• _Directions for this task_:
From the entries that follow, pick out all lines holding "content".

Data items
※

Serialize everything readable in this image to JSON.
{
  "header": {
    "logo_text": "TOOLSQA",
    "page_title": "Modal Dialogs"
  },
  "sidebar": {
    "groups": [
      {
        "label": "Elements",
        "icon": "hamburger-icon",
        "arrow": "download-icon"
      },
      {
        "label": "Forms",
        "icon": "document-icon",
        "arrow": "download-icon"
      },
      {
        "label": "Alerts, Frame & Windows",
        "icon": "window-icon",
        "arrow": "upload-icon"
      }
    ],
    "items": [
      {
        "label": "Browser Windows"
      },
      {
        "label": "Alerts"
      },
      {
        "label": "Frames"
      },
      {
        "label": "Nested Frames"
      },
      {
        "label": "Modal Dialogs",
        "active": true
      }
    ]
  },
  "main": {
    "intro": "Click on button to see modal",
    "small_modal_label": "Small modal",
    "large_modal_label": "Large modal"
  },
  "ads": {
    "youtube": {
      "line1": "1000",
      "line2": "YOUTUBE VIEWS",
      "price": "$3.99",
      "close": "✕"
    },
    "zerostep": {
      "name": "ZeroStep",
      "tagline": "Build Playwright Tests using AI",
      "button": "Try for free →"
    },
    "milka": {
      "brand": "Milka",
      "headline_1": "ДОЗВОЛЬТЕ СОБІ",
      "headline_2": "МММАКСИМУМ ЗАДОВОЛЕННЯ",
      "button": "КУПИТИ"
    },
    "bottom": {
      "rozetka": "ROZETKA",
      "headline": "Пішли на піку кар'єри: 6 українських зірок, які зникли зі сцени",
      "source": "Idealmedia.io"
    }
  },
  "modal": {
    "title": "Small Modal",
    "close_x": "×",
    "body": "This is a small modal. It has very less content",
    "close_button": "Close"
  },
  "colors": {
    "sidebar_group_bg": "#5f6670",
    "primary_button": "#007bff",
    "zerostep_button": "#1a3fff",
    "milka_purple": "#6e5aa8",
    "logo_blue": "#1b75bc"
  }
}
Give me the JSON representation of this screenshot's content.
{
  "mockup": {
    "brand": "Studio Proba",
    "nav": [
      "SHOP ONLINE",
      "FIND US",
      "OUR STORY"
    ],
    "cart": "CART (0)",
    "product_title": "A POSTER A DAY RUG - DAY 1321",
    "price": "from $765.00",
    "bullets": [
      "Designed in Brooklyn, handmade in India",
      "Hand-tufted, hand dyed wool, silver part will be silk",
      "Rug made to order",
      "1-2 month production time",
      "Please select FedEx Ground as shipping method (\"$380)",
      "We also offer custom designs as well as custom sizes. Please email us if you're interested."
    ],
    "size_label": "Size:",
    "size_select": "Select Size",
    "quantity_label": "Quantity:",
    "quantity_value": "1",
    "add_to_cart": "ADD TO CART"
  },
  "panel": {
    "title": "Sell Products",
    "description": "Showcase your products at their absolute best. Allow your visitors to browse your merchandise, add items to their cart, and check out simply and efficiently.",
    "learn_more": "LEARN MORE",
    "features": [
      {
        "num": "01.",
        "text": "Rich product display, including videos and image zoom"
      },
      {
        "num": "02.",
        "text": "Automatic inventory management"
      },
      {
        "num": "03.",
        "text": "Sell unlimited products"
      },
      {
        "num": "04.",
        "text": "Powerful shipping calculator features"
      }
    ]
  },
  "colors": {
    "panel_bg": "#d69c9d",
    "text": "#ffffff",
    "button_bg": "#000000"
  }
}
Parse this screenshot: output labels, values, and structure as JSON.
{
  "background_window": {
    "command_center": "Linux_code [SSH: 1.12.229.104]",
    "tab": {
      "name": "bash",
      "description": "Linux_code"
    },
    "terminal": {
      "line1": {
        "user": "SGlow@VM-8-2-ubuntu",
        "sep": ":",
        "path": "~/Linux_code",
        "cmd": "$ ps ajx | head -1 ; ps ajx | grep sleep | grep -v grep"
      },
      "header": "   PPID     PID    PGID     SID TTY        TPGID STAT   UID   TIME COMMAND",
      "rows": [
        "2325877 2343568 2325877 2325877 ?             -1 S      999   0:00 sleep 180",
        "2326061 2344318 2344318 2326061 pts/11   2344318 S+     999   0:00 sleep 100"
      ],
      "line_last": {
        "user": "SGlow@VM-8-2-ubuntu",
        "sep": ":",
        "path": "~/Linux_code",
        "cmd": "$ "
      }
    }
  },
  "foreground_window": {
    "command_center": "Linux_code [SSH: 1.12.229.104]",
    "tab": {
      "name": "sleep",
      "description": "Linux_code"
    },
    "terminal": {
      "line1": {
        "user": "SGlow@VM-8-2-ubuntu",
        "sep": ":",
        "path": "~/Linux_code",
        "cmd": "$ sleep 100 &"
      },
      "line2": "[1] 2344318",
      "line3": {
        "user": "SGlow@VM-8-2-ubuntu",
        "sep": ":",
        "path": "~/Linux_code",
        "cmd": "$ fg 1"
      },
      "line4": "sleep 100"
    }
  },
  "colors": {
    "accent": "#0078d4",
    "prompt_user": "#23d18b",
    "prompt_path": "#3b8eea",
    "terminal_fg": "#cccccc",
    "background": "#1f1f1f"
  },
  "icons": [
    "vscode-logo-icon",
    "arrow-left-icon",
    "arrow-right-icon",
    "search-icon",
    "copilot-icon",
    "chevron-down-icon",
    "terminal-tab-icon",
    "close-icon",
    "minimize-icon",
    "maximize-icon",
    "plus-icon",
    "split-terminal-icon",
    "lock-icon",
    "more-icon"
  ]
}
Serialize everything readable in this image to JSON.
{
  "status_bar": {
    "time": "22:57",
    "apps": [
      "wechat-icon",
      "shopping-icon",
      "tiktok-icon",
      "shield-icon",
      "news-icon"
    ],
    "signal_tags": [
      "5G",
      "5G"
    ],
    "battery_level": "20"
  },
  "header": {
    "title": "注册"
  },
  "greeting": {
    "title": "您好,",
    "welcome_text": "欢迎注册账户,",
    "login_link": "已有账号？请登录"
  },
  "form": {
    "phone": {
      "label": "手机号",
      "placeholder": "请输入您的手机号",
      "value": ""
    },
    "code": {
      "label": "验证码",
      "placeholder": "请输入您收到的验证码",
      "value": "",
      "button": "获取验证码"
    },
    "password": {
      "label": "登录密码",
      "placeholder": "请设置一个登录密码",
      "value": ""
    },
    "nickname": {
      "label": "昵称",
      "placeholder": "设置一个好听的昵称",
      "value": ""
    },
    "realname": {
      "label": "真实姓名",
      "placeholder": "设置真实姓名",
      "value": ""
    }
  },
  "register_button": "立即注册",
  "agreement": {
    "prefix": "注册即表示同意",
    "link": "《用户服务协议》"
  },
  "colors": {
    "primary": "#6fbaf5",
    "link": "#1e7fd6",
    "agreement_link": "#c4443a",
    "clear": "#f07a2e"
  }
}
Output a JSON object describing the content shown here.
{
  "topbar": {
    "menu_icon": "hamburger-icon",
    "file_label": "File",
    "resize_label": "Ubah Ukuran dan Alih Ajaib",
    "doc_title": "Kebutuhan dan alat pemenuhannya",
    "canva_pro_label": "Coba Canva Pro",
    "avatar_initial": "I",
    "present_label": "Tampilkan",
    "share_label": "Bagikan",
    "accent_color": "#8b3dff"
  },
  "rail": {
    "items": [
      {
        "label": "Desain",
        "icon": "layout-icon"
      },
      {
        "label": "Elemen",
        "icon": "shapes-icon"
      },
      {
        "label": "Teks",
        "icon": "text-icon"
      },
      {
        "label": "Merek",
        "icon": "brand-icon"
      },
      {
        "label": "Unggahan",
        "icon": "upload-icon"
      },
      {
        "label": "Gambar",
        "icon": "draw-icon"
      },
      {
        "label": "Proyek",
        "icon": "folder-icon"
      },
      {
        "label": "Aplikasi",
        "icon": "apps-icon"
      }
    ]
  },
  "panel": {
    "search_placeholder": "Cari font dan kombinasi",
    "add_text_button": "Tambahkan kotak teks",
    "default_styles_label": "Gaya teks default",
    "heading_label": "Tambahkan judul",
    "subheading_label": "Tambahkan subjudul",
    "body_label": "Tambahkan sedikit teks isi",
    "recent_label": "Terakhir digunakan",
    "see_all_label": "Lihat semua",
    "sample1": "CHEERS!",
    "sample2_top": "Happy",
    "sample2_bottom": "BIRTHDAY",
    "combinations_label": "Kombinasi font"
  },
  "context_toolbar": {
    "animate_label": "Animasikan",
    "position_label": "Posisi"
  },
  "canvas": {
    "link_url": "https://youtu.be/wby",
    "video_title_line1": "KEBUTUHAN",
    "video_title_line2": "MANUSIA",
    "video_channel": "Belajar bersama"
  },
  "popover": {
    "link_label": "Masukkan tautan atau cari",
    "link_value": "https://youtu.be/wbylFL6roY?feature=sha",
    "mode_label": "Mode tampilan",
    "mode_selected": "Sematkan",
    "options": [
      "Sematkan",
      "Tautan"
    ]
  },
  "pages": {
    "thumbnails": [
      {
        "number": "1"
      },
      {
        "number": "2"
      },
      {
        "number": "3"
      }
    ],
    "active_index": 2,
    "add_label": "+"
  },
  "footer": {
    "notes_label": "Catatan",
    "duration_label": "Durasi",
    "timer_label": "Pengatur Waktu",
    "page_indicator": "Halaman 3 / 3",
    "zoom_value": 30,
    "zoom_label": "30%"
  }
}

※

• _Exercise solution_:
    "body": "This is a small modal. It has very less content",
Give me the JSON representation of this screenshot's content.
Output a JSON object describing the content shown here.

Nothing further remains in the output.